The records below are to be repeated in full, exactly as they are.

(Saved data entries)
---------------
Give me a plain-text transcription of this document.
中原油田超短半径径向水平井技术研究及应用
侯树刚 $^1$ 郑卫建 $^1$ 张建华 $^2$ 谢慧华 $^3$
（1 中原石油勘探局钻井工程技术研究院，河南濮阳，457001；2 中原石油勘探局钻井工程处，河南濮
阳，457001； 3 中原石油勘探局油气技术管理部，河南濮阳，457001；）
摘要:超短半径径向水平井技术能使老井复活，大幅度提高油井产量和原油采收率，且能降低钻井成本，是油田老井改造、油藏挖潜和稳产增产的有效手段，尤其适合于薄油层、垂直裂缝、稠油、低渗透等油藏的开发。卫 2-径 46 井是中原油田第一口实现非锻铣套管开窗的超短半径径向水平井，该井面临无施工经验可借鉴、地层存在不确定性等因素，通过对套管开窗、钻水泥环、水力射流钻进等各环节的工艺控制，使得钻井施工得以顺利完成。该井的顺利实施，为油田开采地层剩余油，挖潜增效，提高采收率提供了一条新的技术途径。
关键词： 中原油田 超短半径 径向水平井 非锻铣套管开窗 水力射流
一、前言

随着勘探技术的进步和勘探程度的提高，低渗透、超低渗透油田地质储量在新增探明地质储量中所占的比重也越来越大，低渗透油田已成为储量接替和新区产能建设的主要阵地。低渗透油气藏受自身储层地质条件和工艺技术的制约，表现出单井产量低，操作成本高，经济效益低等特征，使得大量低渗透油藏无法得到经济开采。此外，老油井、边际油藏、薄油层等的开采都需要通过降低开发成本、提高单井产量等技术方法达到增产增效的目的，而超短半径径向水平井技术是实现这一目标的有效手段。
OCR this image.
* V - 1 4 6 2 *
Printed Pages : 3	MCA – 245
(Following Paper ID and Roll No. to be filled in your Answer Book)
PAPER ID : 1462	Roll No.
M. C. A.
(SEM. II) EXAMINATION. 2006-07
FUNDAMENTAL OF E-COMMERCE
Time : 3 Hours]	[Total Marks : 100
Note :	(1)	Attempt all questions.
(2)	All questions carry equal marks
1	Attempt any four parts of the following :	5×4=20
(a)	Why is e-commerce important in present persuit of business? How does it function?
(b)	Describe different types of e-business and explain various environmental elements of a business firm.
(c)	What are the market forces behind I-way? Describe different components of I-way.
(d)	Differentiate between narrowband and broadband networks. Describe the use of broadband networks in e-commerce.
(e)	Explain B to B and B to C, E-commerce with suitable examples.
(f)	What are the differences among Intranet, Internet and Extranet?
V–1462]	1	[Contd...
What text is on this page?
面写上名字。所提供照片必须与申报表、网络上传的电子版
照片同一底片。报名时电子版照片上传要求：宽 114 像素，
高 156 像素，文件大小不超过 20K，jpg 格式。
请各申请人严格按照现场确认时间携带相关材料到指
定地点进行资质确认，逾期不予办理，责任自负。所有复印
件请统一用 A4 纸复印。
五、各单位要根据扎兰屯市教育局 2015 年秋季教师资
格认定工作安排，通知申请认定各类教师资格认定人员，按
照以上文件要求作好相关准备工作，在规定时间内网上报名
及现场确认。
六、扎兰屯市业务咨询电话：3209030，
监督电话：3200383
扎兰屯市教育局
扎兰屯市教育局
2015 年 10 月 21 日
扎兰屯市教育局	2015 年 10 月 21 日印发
---------------
The output =>
Give me a plain-text transcription of this document.
中原油田超短半径径向水平井技术研究及应用
侯树刚 $^1$ 郑卫建 $^1$ 张建华 $^2$ 谢慧华 $^3$
（1 中原石油勘探局钻井工程技术研究院，河南濮阳，457001；2 中原石油勘探局钻井工程处，河南濮
阳，457001； 3 中原石油勘探局油气技术管理部，河南濮阳，457001；）
摘要:超短半径径向水平井技术能使老井复活，大幅度提高油井产量和原油采收率，且能降低钻井成本，是油田老井改造、油藏挖潜和稳产增产的有效手段，尤其适合于薄油层、垂直裂缝、稠油、低渗透等油藏的开发。卫 2-径 46 井是中原油田第一口实现非锻铣套管开窗的超短半径径向水平井，该井面临无施工经验可借鉴、地层存在不确定性等因素，通过对套管开窗、钻水泥环、水力射流钻进等各环节的工艺控制，使得钻井施工得以顺利完成。该井的顺利实施，为油田开采地层剩余油，挖潜增效，提高采收率提供了一条新的技术途径。
关键词： 中原油田 超短半径 径向水平井 非锻铣套管开窗 水力射流
一、前言

随着勘探技术的进步和勘探程度的提高，低渗透、超低渗透油田地质储量在新增探明地质储量中所占的比重也越来越大，低渗透油田已成为储量接替和新区产能建设的主要阵地。低渗透油气藏受自身储层地质条件和工艺技术的制约，表现出单井产量低，操作成本高，经济效益低等特征，使得大量低渗透油藏无法得到经济开采。此外，老油井、边际油藏、薄油层等的开采都需要通过降低开发成本、提高单井产量等技术方法达到增产增效的目的，而超短半径径向水平井技术是实现这一目标的有效手段。
OCR this image.
* V - 1 4 6 2 *
Printed Pages : 3	MCA – 245
(Following Paper ID and Roll No. to be filled in your Answer Book)
PAPER ID : 1462	Roll No.
M. C. A.
(SEM. II) EXAMINATION. 2006-07
FUNDAMENTAL OF E-COMMERCE
Time : 3 Hours]	[Total Marks : 100
Note :	(1)	Attempt all questions.
(2)	All questions carry equal marks
1	Attempt any four parts of the following :	5×4=20
(a)	Why is e-commerce important in present persuit of business? How does it function?
(b)	Describe different types of e-business and explain various environmental elements of a business firm.
(c)	What are the market forces behind I-way? Describe different components of I-way.
(d)	Differentiate between narrowband and broadband networks. Describe the use of broadband networks in e-commerce.
(e)	Explain B to B and B to C, E-commerce with suitable examples.
(f)	What are the differences among Intranet, Internet and Extranet?
V–1462]	1	[Contd...
What text is on this page?
面写上名字。所提供照片必须与申报表、网络上传的电子版
照片同一底片。报名时电子版照片上传要求：宽 114 像素，
高 156 像素，文件大小不超过 20K，jpg 格式。
请各申请人严格按照现场确认时间携带相关材料到指
定地点进行资质确认，逾期不予办理，责任自负。所有复印
件请统一用 A4 纸复印。
五、各单位要根据扎兰屯市教育局 2015 年秋季教师资
格认定工作安排，通知申请认定各类教师资格认定人员，按
照以上文件要求作好相关准备工作，在规定时间内网上报名
及现场确认。
六、扎兰屯市业务咨询电话：3209030，
监督电话：3200383
扎兰屯市教育局
扎兰屯市教育局
2015 年 10 月 21 日
扎兰屯市教育局	2015 年 10 月 21 日印发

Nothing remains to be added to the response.